EXERCISE INSTRUCTIONS: Could you give the data below again, exactly and completely?

>>>

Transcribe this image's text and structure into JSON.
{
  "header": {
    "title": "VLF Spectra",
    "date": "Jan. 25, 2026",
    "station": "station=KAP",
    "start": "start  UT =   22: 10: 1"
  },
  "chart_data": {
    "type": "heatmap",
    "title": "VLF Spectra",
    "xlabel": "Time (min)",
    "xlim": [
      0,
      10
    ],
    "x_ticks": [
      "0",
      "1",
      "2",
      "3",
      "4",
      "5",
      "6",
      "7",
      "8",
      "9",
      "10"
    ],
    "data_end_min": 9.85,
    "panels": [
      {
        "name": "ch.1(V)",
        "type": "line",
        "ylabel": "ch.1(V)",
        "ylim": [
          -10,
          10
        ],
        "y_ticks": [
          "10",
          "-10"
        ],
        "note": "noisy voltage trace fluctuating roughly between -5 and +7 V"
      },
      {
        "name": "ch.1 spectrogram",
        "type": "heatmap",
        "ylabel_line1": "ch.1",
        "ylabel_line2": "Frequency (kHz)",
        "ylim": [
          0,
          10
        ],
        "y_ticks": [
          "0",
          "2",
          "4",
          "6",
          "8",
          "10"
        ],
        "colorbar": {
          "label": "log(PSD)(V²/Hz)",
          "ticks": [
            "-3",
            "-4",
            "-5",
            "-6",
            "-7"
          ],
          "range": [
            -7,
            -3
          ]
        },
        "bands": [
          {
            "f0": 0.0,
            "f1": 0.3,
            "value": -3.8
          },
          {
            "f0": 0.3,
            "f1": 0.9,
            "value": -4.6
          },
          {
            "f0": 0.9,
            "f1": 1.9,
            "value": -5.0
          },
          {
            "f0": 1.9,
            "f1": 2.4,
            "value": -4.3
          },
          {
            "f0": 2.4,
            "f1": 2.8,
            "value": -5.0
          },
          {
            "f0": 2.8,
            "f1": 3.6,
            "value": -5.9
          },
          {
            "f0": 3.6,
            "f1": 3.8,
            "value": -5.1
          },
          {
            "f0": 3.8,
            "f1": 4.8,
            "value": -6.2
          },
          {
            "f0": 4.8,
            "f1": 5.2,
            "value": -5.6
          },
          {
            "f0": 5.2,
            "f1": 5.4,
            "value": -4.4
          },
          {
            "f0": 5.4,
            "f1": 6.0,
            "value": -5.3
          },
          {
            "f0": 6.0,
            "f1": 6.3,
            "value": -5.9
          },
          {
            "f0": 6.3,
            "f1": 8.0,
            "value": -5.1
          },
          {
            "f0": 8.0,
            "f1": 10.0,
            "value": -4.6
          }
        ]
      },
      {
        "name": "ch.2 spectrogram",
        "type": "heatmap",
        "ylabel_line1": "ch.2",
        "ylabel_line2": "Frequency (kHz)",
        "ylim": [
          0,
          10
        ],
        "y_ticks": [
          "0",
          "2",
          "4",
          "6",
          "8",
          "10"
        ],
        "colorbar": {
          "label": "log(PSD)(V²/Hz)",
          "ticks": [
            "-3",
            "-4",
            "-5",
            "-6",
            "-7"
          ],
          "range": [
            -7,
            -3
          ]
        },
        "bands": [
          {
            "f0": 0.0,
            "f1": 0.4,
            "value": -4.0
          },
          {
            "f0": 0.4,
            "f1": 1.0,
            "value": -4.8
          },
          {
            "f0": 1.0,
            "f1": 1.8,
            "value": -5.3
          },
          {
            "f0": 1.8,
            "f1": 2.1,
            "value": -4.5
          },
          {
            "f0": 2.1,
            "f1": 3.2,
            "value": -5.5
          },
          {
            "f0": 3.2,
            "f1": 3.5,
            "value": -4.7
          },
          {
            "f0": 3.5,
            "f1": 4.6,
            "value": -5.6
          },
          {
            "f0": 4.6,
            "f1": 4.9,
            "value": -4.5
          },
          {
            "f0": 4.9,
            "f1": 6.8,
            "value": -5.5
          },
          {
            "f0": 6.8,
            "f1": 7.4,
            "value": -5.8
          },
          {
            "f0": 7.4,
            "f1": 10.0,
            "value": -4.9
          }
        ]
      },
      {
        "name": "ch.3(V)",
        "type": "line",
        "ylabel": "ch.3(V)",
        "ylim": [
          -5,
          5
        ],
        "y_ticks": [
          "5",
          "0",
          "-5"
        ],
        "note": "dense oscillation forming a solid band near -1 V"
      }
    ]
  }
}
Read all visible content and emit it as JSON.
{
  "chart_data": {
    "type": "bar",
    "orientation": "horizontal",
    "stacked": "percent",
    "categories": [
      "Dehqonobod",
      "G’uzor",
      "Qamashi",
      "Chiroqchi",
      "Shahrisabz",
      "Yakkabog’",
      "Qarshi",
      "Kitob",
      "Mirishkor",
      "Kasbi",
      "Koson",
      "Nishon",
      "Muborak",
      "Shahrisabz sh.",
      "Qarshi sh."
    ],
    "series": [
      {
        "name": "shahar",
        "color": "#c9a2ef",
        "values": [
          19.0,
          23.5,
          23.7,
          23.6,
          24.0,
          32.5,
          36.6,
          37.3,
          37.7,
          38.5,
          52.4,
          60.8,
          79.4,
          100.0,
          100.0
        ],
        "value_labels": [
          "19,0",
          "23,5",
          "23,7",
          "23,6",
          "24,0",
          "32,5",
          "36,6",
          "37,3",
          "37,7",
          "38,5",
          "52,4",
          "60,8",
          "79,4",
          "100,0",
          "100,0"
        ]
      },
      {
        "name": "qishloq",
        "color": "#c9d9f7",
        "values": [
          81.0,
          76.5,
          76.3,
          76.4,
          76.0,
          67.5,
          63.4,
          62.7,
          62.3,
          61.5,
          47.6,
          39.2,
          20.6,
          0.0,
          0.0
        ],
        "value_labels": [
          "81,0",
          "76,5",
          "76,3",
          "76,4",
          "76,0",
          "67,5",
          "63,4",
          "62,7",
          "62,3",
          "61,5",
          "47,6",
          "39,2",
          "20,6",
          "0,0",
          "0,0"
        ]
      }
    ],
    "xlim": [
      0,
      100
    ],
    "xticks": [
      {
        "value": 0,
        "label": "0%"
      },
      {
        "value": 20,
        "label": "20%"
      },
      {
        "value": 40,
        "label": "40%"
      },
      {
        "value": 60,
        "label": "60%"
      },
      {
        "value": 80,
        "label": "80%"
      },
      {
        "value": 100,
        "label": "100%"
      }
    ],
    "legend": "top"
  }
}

<<<

REPLY:
Transcribe this image's text and structure into JSON.
{
  "header": {
    "title": "VLF Spectra",
    "date": "Jan. 25, 2026",
    "station": "station=KAP",
    "start": "start  UT =   22: 10: 1"
  },
  "chart_data": {
    "type": "heatmap",
    "title": "VLF Spectra",
    "xlabel": "Time (min)",
    "xlim": [
      0,
      10
    ],
    "x_ticks": [
      "0",
      "1",
      "2",
      "3",
      "4",
      "5",
      "6",
      "7",
      "8",
      "9",
      "10"
    ],
    "data_end_min": 9.85,
    "panels": [
      {
        "name": "ch.1(V)",
        "type": "line",
        "ylabel": "ch.1(V)",
        "ylim": [
          -10,
          10
        ],
        "y_ticks": [
          "10",
          "-10"
        ],
        "note": "noisy voltage trace fluctuating roughly between -5 and +7 V"
      },
      {
        "name": "ch.1 spectrogram",
        "type": "heatmap",
        "ylabel_line1": "ch.1",
        "ylabel_line2": "Frequency (kHz)",
        "ylim": [
          0,
          10
        ],
        "y_ticks": [
          "0",
          "2",
          "4",
          "6",
          "8",
          "10"
        ],
        "colorbar": {
          "label": "log(PSD)(V²/Hz)",
          "ticks": [
            "-3",
            "-4",
            "-5",
            "-6",
            "-7"
          ],
          "range": [
            -7,
            -3
          ]
        },
        "bands": [
          {
            "f0": 0.0,
            "f1": 0.3,
            "value": -3.8
          },
          {
            "f0": 0.3,
            "f1": 0.9,
            "value": -4.6
          },
          {
            "f0": 0.9,
            "f1": 1.9,
            "value": -5.0
          },
          {
            "f0": 1.9,
            "f1": 2.4,
            "value": -4.3
          },
          {
            "f0": 2.4,
            "f1": 2.8,
            "value": -5.0
          },
          {
            "f0": 2.8,
            "f1": 3.6,
            "value": -5.9
          },
          {
            "f0": 3.6,
            "f1": 3.8,
            "value": -5.1
          },
          {
            "f0": 3.8,
            "f1": 4.8,
            "value": -6.2
          },
          {
            "f0": 4.8,
            "f1": 5.2,
            "value": -5.6
          },
          {
            "f0": 5.2,
            "f1": 5.4,
            "value": -4.4
          },
          {
            "f0": 5.4,
            "f1": 6.0,
            "value": -5.3
          },
          {
            "f0": 6.0,
            "f1": 6.3,
            "value": -5.9
          },
          {
            "f0": 6.3,
            "f1": 8.0,
            "value": -5.1
          },
          {
            "f0": 8.0,
            "f1": 10.0,
            "value": -4.6
          }
        ]
      },
      {
        "name": "ch.2 spectrogram",
        "type": "heatmap",
        "ylabel_line1": "ch.2",
        "ylabel_line2": "Frequency (kHz)",
        "ylim": [
          0,
          10
        ],
        "y_ticks": [
          "0",
          "2",
          "4",
          "6",
          "8",
          "10"
        ],
        "colorbar": {
          "label": "log(PSD)(V²/Hz)",
          "ticks": [
            "-3",
            "-4",
            "-5",
            "-6",
            "-7"
          ],
          "range": [
            -7,
            -3
          ]
        },
        "bands": [
          {
            "f0": 0.0,
            "f1": 0.4,
            "value": -4.0
          },
          {
            "f0": 0.4,
            "f1": 1.0,
            "value": -4.8
          },
          {
            "f0": 1.0,
            "f1": 1.8,
            "value": -5.3
          },
          {
            "f0": 1.8,
            "f1": 2.1,
            "value": -4.5
          },
          {
            "f0": 2.1,
            "f1": 3.2,
            "value": -5.5
          },
          {
            "f0": 3.2,
            "f1": 3.5,
            "value": -4.7
          },
          {
            "f0": 3.5,
            "f1": 4.6,
            "value": -5.6
          },
          {
            "f0": 4.6,
            "f1": 4.9,
            "value": -4.5
          },
          {
            "f0": 4.9,
            "f1": 6.8,
            "value": -5.5
          },
          {
            "f0": 6.8,
            "f1": 7.4,
            "value": -5.8
          },
          {
            "f0": 7.4,
            "f1": 10.0,
            "value": -4.9
          }
        ]
      },
      {
        "name": "ch.3(V)",
        "type": "line",
        "ylabel": "ch.3(V)",
        "ylim": [
          -5,
          5
        ],
        "y_ticks": [
          "5",
          "0",
          "-5"
        ],
        "note": "dense oscillation forming a solid band near -1 V"
      }
    ]
  }
}
Read all visible content and emit it as JSON.
{
  "chart_data": {
    "type": "bar",
    "orientation": "horizontal",
    "stacked": "percent",
    "categories": [
      "Dehqonobod",
      "G’uzor",
      "Qamashi",
      "Chiroqchi",
      "Shahrisabz",
      "Yakkabog’",
      "Qarshi",
      "Kitob",
      "Mirishkor",
      "Kasbi",
      "Koson",
      "Nishon",
      "Muborak",
      "Shahrisabz sh.",
      "Qarshi sh."
    ],
    "series": [
      {
        "name": "shahar",
        "color": "#c9a2ef",
        "values": [
          19.0,
          23.5,
          23.7,
          23.6,
          24.0,
          32.5,
          36.6,
          37.3,
          37.7,
          38.5,
          52.4,
          60.8,
          79.4,
          100.0,
          100.0
        ],
        "value_labels": [
          "19,0",
          "23,5",
          "23,7",
          "23,6",
          "24,0",
          "32,5",
          "36,6",
          "37,3",
          "37,7",
          "38,5",
          "52,4",
          "60,8",
          "79,4",
          "100,0",
          "100,0"
        ]
      },
      {
        "name": "qishloq",
        "color": "#c9d9f7",
        "values": [
          81.0,
          76.5,
          76.3,
          76.4,
          76.0,
          67.5,
          63.4,
          62.7,
          62.3,
          61.5,
          47.6,
          39.2,
          20.6,
          0.0,
          0.0
        ],
        "value_labels": [
          "81,0",
          "76,5",
          "76,3",
          "76,4",
          "76,0",
          "67,5",
          "63,4",
          "62,7",
          "62,3",
          "61,5",
          "47,6",
          "39,2",
          "20,6",
          "0,0",
          "0,0"
        ]
      }
    ],
    "xlim": [
      0,
      100
    ],
    "xticks": [
      {
        "value": 0,
        "label": "0%"
      },
      {
        "value": 20,
        "label": "20%"
      },
      {
        "value": 40,
        "label": "40%"
      },
      {
        "value": 60,
        "label": "60%"
      },
      {
        "value": 80,
        "label": "80%"
      },
      {
        "value": 100,
        "label": "100%"
      }
    ],
    "legend": "top"
  }
}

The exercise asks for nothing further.